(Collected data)
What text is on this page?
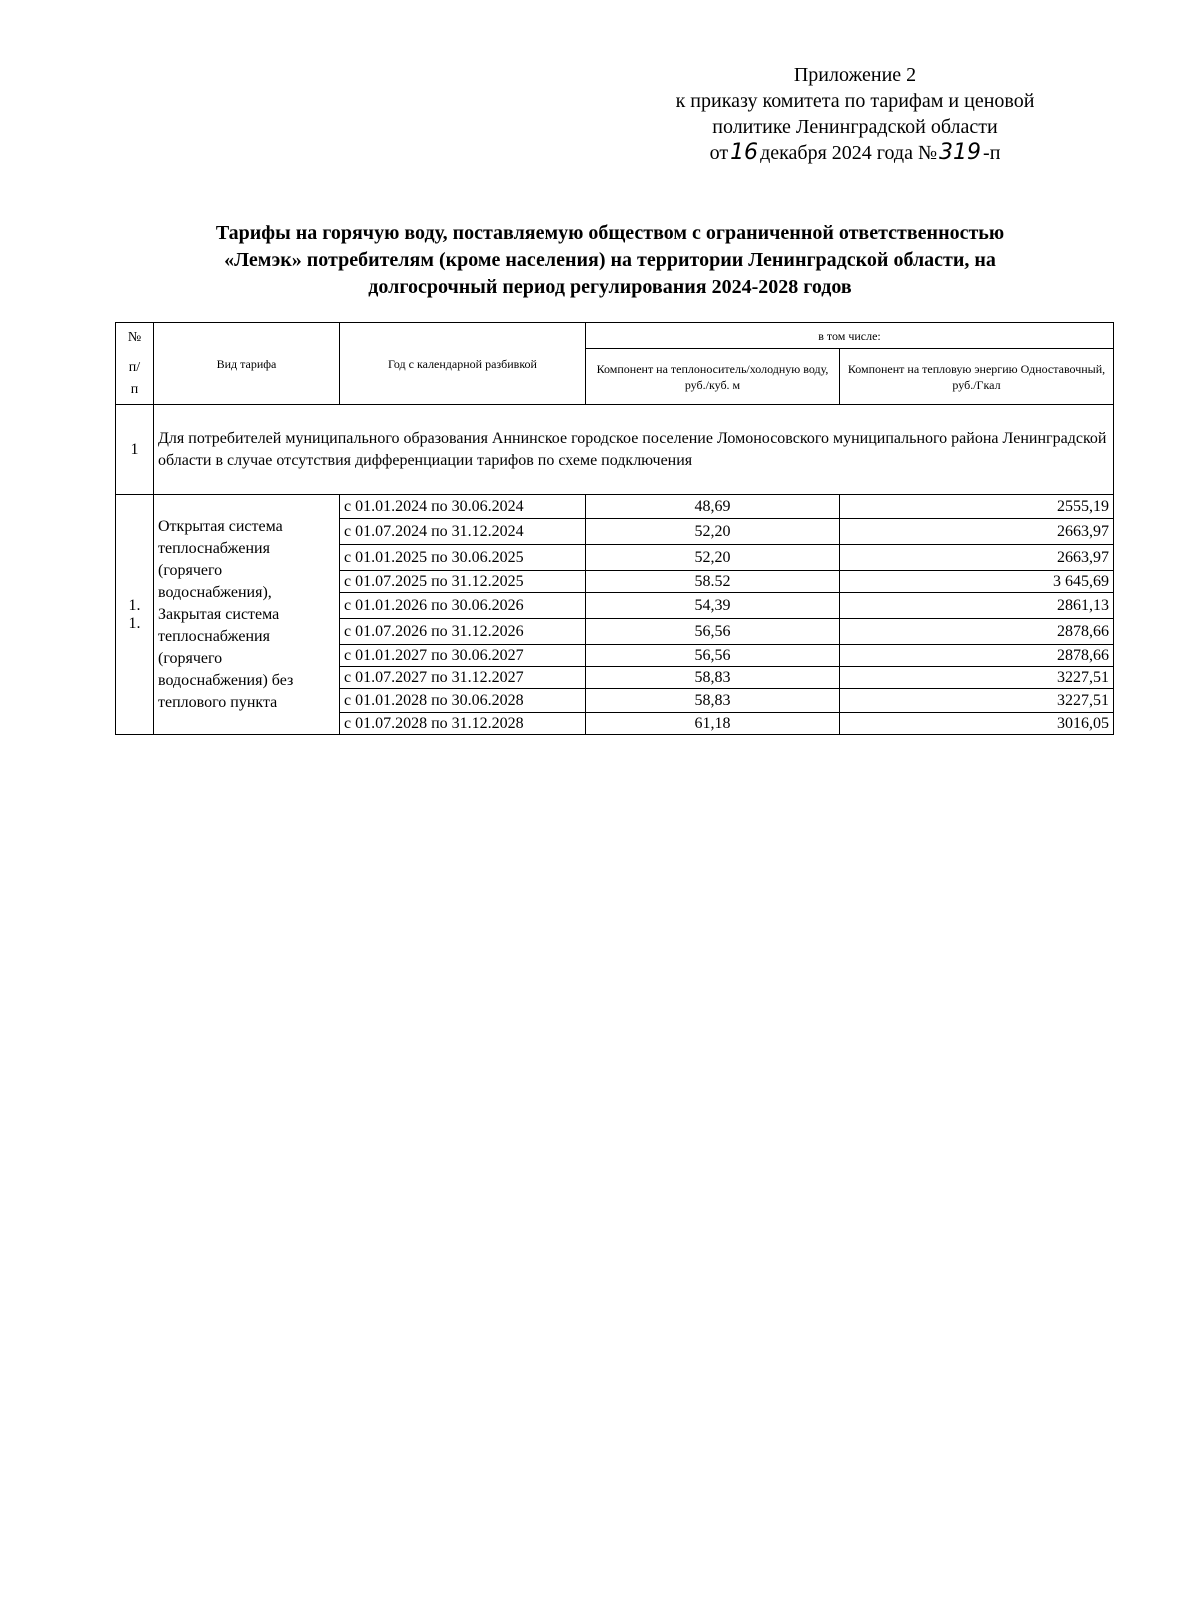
Приложение 2
к приказу комитета по тарифам и ценовой
политике Ленинградской области
от16 декабря 2024 года №319 -п
Тарифы на горячую воду, поставляемую обществом с ограниченной ответственностью
«Лемэк» потребителям (кроме населения) на территории Ленинградской области, на
долгосрочный период регулирования 2024-2028 годов
№
п/
п	Вид тарифа	Год с календарной разбивкой	в том числе:	
			Компонент на теплоноситель/холодную воду, руб./куб. м	Компонент на тепловую энергию Одноставочный, руб./Гкал
1	Для потребителей муниципального образования Аннинское городское поселение Ломоносовского муниципального района Ленинградской области в случае отсутствия дифференциации тарифов по схеме подключения			

1.
1.	Открытая система теплоснабжения (горячего водоснабжения), Закрытая система теплоснабжения (горячего водоснабжения) без теплового пункта	с 01.01.2024 по 30.06.2024	48,69	2555,19
		с 01.07.2024 по 31.12.2024	52,20	2663,97
		с 01.01.2025 по 30.06.2025	52,20	2663,97
		с 01.07.2025 по 31.12.2025	58.52	3 645,69
		с 01.01.2026 по 30.06.2026	54,39	2861,13
		с 01.07.2026 по 31.12.2026	56,56	2878,66
		с 01.01.2027 по 30.06.2027	56,56	2878,66
		с 01.07.2027 по 31.12.2027	58,83	3227,51
		с 01.01.2028 по 30.06.2028	58,83	3227,51
		с 01.07.2028 по 31.12.2028	61,18	3016,05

Your goal
In the entries above, find each line with the string "воду" and copy it.

Solved problem
Тарифы на горячую воду, поставляемую обществом с ограниченной ответственностью
			Компонент на теплоноситель/холодную воду, руб./куб. м	Компонент на тепловую энергию Одноставочный, руб./Гкал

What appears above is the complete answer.